[start Entries provided]

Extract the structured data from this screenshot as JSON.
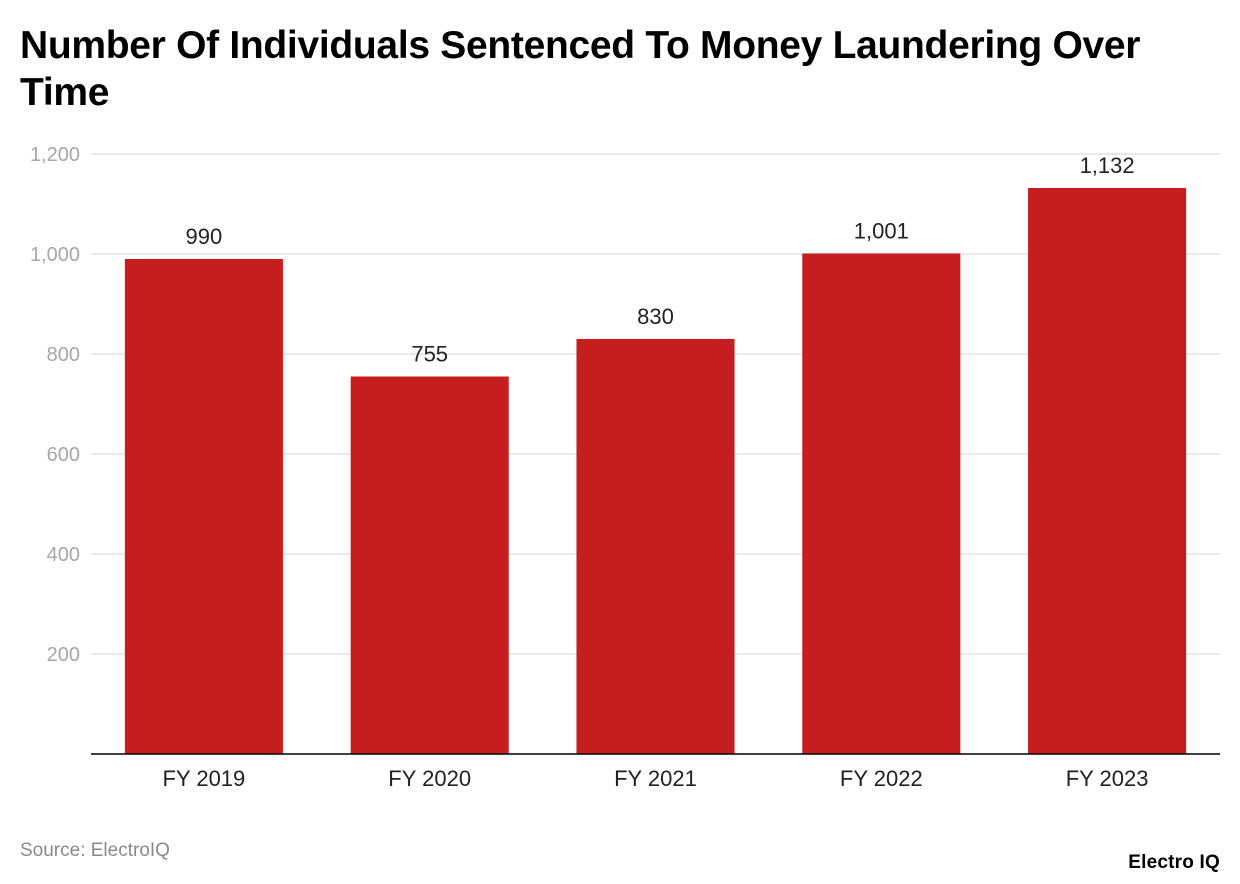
{
  "page": {
    "title": "Number Of Individuals Sentenced To Money Laundering Over Time",
    "source": "Source: ElectroIQ",
    "brand": "Electro IQ"
  },
  "colors": {
    "bar": "#c61e1e",
    "grid": "#e2e2e2",
    "axis": "#000000",
    "tick_label": "#a6a6a6",
    "category_label": "#222222",
    "value_label": "#222222"
  },
  "chart_data": {
    "type": "bar",
    "title": "Number Of Individuals Sentenced To Money Laundering Over Time",
    "categories": [
      "FY 2019",
      "FY 2020",
      "FY 2021",
      "FY 2022",
      "FY 2023"
    ],
    "values": [
      990,
      755,
      830,
      1001,
      1132
    ],
    "value_labels": [
      "990",
      "755",
      "830",
      "1,001",
      "1,132"
    ],
    "xlabel": "",
    "ylabel": "",
    "ylim": [
      0,
      1200
    ],
    "yticks": [
      200,
      400,
      600,
      800,
      1000,
      1200
    ],
    "ytick_labels": [
      "200",
      "400",
      "600",
      "800",
      "1,000",
      "1,200"
    ],
    "grid": true,
    "legend": "none"
  }
}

[end Entries provided]

Every line of the data should be copied as it stands, without the images.

** Exercise answer **
Extract the structured data from this screenshot as JSON.
{
  "page": {
    "title": "Number Of Individuals Sentenced To Money Laundering Over Time",
    "source": "Source: ElectroIQ",
    "brand": "Electro IQ"
  },
  "colors": {
    "bar": "#c61e1e",
    "grid": "#e2e2e2",
    "axis": "#000000",
    "tick_label": "#a6a6a6",
    "category_label": "#222222",
    "value_label": "#222222"
  },
  "chart_data": {
    "type": "bar",
    "title": "Number Of Individuals Sentenced To Money Laundering Over Time",
    "categories": [
      "FY 2019",
      "FY 2020",
      "FY 2021",
      "FY 2022",
      "FY 2023"
    ],
    "values": [
      990,
      755,
      830,
      1001,
      1132
    ],
    "value_labels": [
      "990",
      "755",
      "830",
      "1,001",
      "1,132"
    ],
    "xlabel": "",
    "ylabel": "",
    "ylim": [
      0,
      1200
    ],
    "yticks": [
      200,
      400,
      600,
      800,
      1000,
      1200
    ],
    "ytick_labels": [
      "200",
      "400",
      "600",
      "800",
      "1,000",
      "1,200"
    ],
    "grid": true,
    "legend": "none"
  }
}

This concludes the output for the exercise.